— begin INFORMATION PROVIDED —
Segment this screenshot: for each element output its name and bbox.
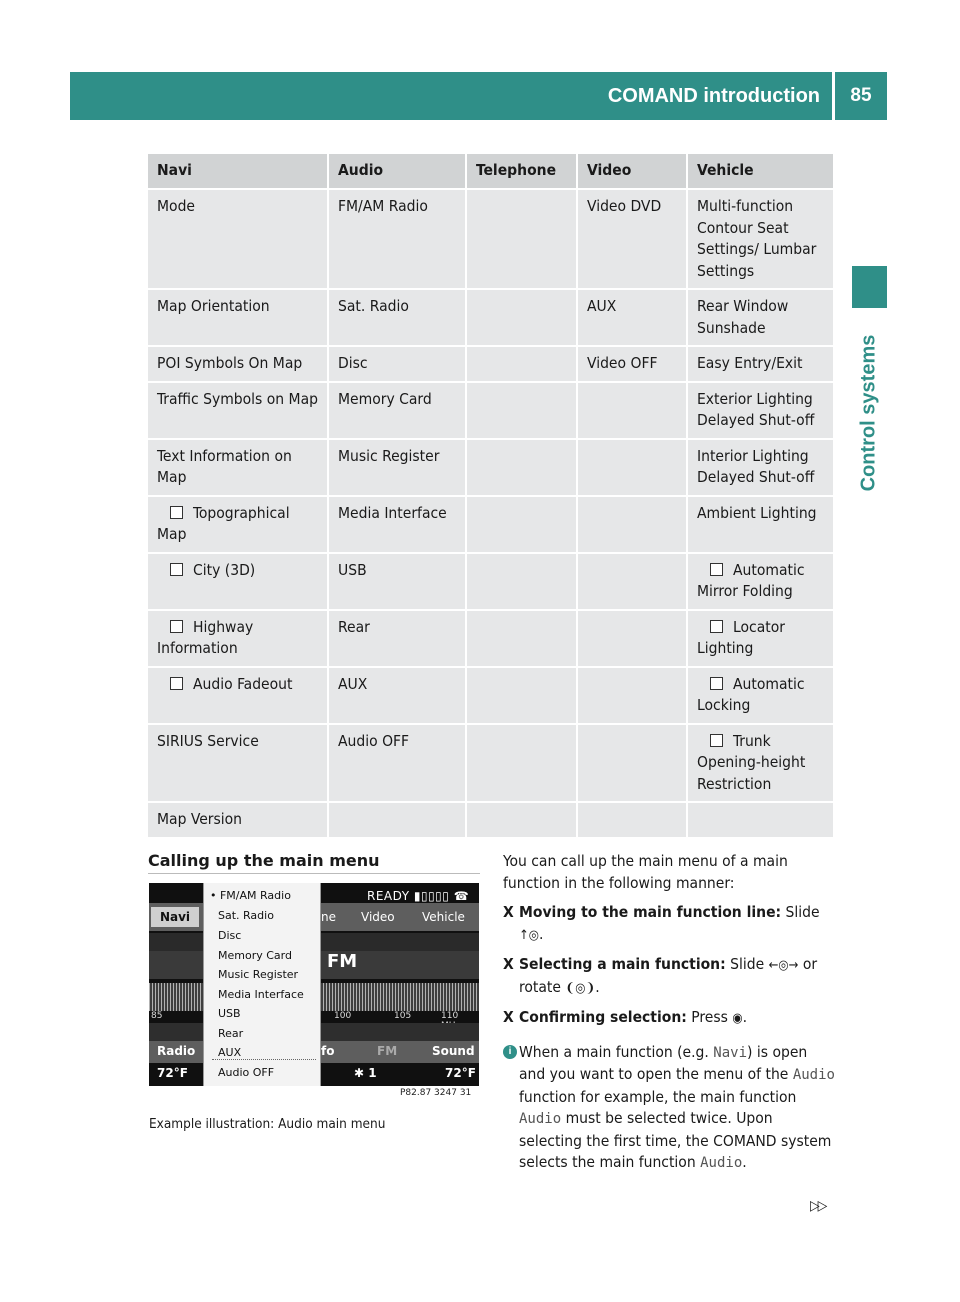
- table-cell: [467, 497, 578, 554]
- step-text: Slide: [730, 955, 765, 973]
- info-note: [503, 1042, 835, 1175]
- screen-tab-vehicle: Vehicle: [422, 910, 465, 924]
- table-cell: [467, 668, 578, 725]
- info-text: When a main function (e.g.: [519, 1042, 709, 1061]
- screen-bottom-info: fo: [321, 1044, 335, 1058]
- screen-bottom-radio: Radio: [157, 1044, 196, 1058]
- table-cell: Easy Entry/Exit: [688, 347, 833, 383]
- checkbox-icon: [170, 506, 183, 519]
- column-header-video: Video: [578, 154, 688, 190]
- side-section-label: [853, 318, 885, 508]
- table-cell: Exterior Lighting Delayed Shut-off: [688, 383, 833, 440]
- table-row: [148, 803, 833, 837]
- controller-slide-up-icon: ↑◎: [519, 927, 540, 943]
- table-cell: [148, 668, 329, 725]
- table-row: [148, 190, 833, 290]
- screen-tab-navi: Navi: [151, 907, 199, 927]
- table-cell: [688, 725, 833, 804]
- table-row: [148, 554, 833, 611]
- step-text: .: [539, 924, 544, 943]
- frequency-tick: 105: [394, 1011, 412, 1021]
- checkbox-icon: [710, 677, 723, 690]
- frequency-tick: 110: [441, 1011, 459, 1021]
- screen-tab-video: Video: [361, 910, 395, 924]
- step-text: .: [742, 1008, 748, 1026]
- info-code: Audio: [700, 1155, 743, 1171]
- screen-fan: ✱ 1: [354, 1066, 377, 1080]
- column-header-navi: Navi: [148, 154, 329, 190]
- frequency-tick: 100: [334, 1011, 352, 1021]
- step-text: Slide: [785, 903, 820, 921]
- table-cell: [467, 383, 578, 440]
- step-marker-icon: X: [503, 955, 514, 973]
- step-item: [503, 902, 835, 946]
- screen-tab-telephone: ne: [321, 910, 336, 924]
- controller-press-icon: ◉: [732, 1011, 743, 1026]
- table-cell: POI Symbols On Map: [148, 347, 329, 383]
- table-cell: [148, 611, 329, 668]
- table-cell: Rear Window Sunshade: [688, 290, 833, 347]
- info-text: must be selected twice. Upon selecting the first time, the COMAND system selects the main function: [519, 1109, 832, 1171]
- cell-text: Automatic Locking: [697, 674, 805, 714]
- screen-band-label: FM: [327, 951, 358, 972]
- table-cell: Audio OFF: [329, 725, 467, 804]
- table-cell: Text Information on Map: [148, 440, 329, 497]
- table-cell: AUX: [329, 668, 467, 725]
- illustration-code: P82.87 3247 31: [400, 1088, 472, 1098]
- dropdown-item: Audio OFF: [218, 1066, 275, 1079]
- step-label: Selecting a main function:: [519, 955, 726, 973]
- table-cell: Music Register: [329, 440, 467, 497]
- audio-main-menu-illustration: [149, 883, 479, 1086]
- screen-bottom-fm: FM: [377, 1044, 398, 1058]
- table-cell: [578, 611, 688, 668]
- info-code: Navi: [713, 1044, 748, 1061]
- table-row: [148, 290, 833, 347]
- step-label: Moving to the main function line:: [519, 903, 782, 921]
- cell-text: Automatic Mirror Folding: [697, 560, 805, 600]
- table-cell: Sat. Radio: [329, 290, 467, 347]
- table-cell: [578, 497, 688, 554]
- table-header-row: [148, 154, 833, 190]
- screen-status: READY ▮▯▯▯▯ ☎: [367, 889, 470, 903]
- intro-paragraph: You can call up the main menu of a main function in the following manner:: [503, 852, 788, 892]
- step-label: Confirming selection:: [519, 1008, 687, 1026]
- step-text: .: [595, 977, 600, 996]
- page-number: 85: [850, 85, 872, 106]
- table-row: [148, 347, 833, 383]
- table-cell: [329, 803, 467, 837]
- header-title: COMAND introduction: [607, 84, 820, 107]
- table-cell: Map Orientation: [148, 290, 329, 347]
- cell-text: Topographical Map: [157, 503, 290, 543]
- table-cell: Rear: [329, 611, 467, 668]
- table-cell: Traffic Symbols on Map: [148, 383, 329, 440]
- dropdown-divider: [212, 1059, 316, 1060]
- checkbox-icon: [170, 563, 183, 576]
- table-row: [148, 668, 833, 725]
- dropdown-item: USB: [218, 1007, 241, 1020]
- table-cell: [578, 803, 688, 837]
- table-cell: [578, 554, 688, 611]
- table-cell: [467, 554, 578, 611]
- dropdown-item: • FM/AM Radio: [210, 889, 291, 902]
- figure-caption: Example illustration: Audio main menu: [149, 1116, 386, 1132]
- checkbox-icon: [170, 677, 183, 690]
- screen-temp-left: 72°F: [157, 1066, 188, 1080]
- checkbox-icon: [170, 620, 183, 633]
- table-cell: USB: [329, 554, 467, 611]
- table-cell: [467, 190, 578, 290]
- table-cell: [688, 803, 833, 837]
- table-cell: [688, 611, 833, 668]
- table-cell: Memory Card: [329, 383, 467, 440]
- step-text: Press: [691, 1008, 728, 1026]
- table-cell: [467, 803, 578, 837]
- table-cell: [467, 611, 578, 668]
- dropdown-item: Rear: [218, 1027, 244, 1040]
- info-text: .: [742, 1153, 747, 1171]
- table-cell: [688, 554, 833, 611]
- section-rule: [148, 873, 480, 874]
- section-title: Calling up the main menu: [148, 851, 380, 870]
- table-cell: SIRIUS Service: [148, 725, 329, 804]
- controller-rotate-icon: ❨◎❩: [565, 980, 596, 996]
- continued-icon: ▷▷: [810, 1198, 826, 1214]
- table-cell: FM/AM Radio: [329, 190, 467, 290]
- dropdown-item: AUX: [218, 1046, 242, 1059]
- side-tab-marker: [852, 266, 887, 308]
- table-cell: [578, 668, 688, 725]
- checkbox-icon: [710, 563, 723, 576]
- cell-text: Trunk Opening-height Restriction: [697, 731, 806, 793]
- cell-text: Locator Lighting: [697, 617, 785, 657]
- table-cell: Ambient Lighting: [688, 497, 833, 554]
- dropdown-item: Disc: [218, 929, 242, 942]
- table-cell: [467, 347, 578, 383]
- main-function-table: [148, 154, 833, 837]
- dropdown-item: Memory Card: [218, 949, 292, 962]
- table-cell: Map Version: [148, 803, 329, 837]
- table-row: [148, 383, 833, 440]
- cell-text: Audio Fadeout: [193, 674, 293, 693]
- side-section-text: Control systems: [857, 334, 880, 492]
- step-marker-icon: X: [503, 1008, 514, 1026]
- dropdown-item: Music Register: [218, 968, 299, 981]
- screen-bottom-sound: Sound: [432, 1044, 475, 1058]
- step-marker-icon: X: [503, 903, 514, 921]
- cell-text: Highway Information: [157, 617, 254, 657]
- frequency-tick: 85: [151, 1011, 163, 1021]
- step-item: [503, 1007, 835, 1030]
- dropdown-item: Media Interface: [218, 988, 304, 1001]
- table-row: [148, 440, 833, 497]
- info-text: ) is open and you want to open the menu of the: [519, 1042, 808, 1083]
- screen-temp-right: 72°F: [445, 1066, 476, 1080]
- table-cell: Video DVD: [578, 190, 688, 290]
- cell-text: City (3D): [193, 560, 256, 579]
- table-cell: [467, 440, 578, 497]
- table-cell: [578, 440, 688, 497]
- table-row: [148, 725, 833, 804]
- table-cell: Multi-function Contour Seat Settings/ Lumbar Settings: [688, 190, 833, 290]
- table-cell: Media Interface: [329, 497, 467, 554]
- dropdown-item: Sat. Radio: [218, 909, 274, 922]
- audio-dropdown-menu: [203, 883, 321, 1086]
- info-code: Audio: [519, 1111, 562, 1127]
- table-cell: Video OFF: [578, 347, 688, 383]
- table-cell: [578, 383, 688, 440]
- table-cell: Mode: [148, 190, 329, 290]
- instructions-column: [503, 851, 835, 1175]
- table-cell: [148, 497, 329, 554]
- column-header-audio: Audio: [329, 154, 467, 190]
- table-cell: Interior Lighting Delayed Shut-off: [688, 440, 833, 497]
- page-header: [70, 72, 887, 120]
- column-header-telephone: Telephone: [467, 154, 578, 190]
- table-row: [148, 497, 833, 554]
- table-cell: Disc: [329, 347, 467, 383]
- table-cell: [148, 554, 329, 611]
- info-icon: i: [503, 1045, 517, 1059]
- info-code: Audio: [792, 1067, 835, 1083]
- step-item: [503, 954, 835, 999]
- checkbox-icon: [710, 620, 723, 633]
- table-cell: [688, 668, 833, 725]
- table-cell: [467, 290, 578, 347]
- controller-slide-left-right-icon: ←◎→: [768, 958, 799, 973]
- table-cell: AUX: [578, 290, 688, 347]
- table-row: [148, 611, 833, 668]
- table-cell: [578, 725, 688, 804]
- table-cell: [467, 725, 578, 804]
- info-text: function for example, the main function: [519, 1087, 797, 1106]
- column-header-vehicle: Vehicle: [688, 154, 833, 190]
- step-text: or rotate: [519, 955, 818, 996]
- checkbox-icon: [710, 734, 723, 747]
— end INFORMATION PROVIDED —
YOUR OBJECTIVE —
In the lines above, starting with the one containing "- table-cell: [467, 497, 578, 554]" and ending with the one containing "- table-cell: [467, 383, 578, 440]", change every "frequency-tick" to "frequency-mark" and leave everything else unchanged. Return only that stretch of lines.

TASK RESULT —
- table-cell: [467, 497, 578, 554]
- step-text: Slide: [730, 955, 765, 973]
- info-note: [503, 1042, 835, 1175]
- screen-tab-vehicle: Vehicle: [422, 910, 465, 924]
- table-cell: [467, 668, 578, 725]
- info-text: When a main function (e.g.: [519, 1042, 709, 1061]
- screen-bottom-info: fo: [321, 1044, 335, 1058]
- screen-bottom-radio: Radio: [157, 1044, 196, 1058]
- table-cell: Easy Entry/Exit: [688, 347, 833, 383]
- checkbox-icon: [170, 506, 183, 519]
- column-header-video: Video: [578, 154, 688, 190]
- side-section-label: [853, 318, 885, 508]
- table-cell: Exterior Lighting Delayed Shut-off: [688, 383, 833, 440]
- table-row: [148, 803, 833, 837]
- controller-slide-up-icon: ↑◎: [519, 927, 540, 943]
- table-cell: [148, 668, 329, 725]
- table-row: [148, 190, 833, 290]
- screen-tab-navi: Navi: [151, 907, 199, 927]
- table-cell: [688, 725, 833, 804]
- table-row: [148, 554, 833, 611]
- step-text: .: [539, 924, 544, 943]
- frequency-mark: 105: [394, 1011, 412, 1021]
- checkbox-icon: [710, 677, 723, 690]
- frequency-mark: 110: [441, 1011, 459, 1021]
- screen-tab-video: Video: [361, 910, 395, 924]
- step-text: .: [742, 1008, 748, 1026]
- info-code: Audio: [700, 1155, 743, 1171]
- screen-fan: ✱ 1: [354, 1066, 377, 1080]
- column-header-navi: Navi: [148, 154, 329, 190]
- frequency-mark: 100: [334, 1011, 352, 1021]
- step-text: Slide: [785, 903, 820, 921]
- table-cell: [467, 383, 578, 440]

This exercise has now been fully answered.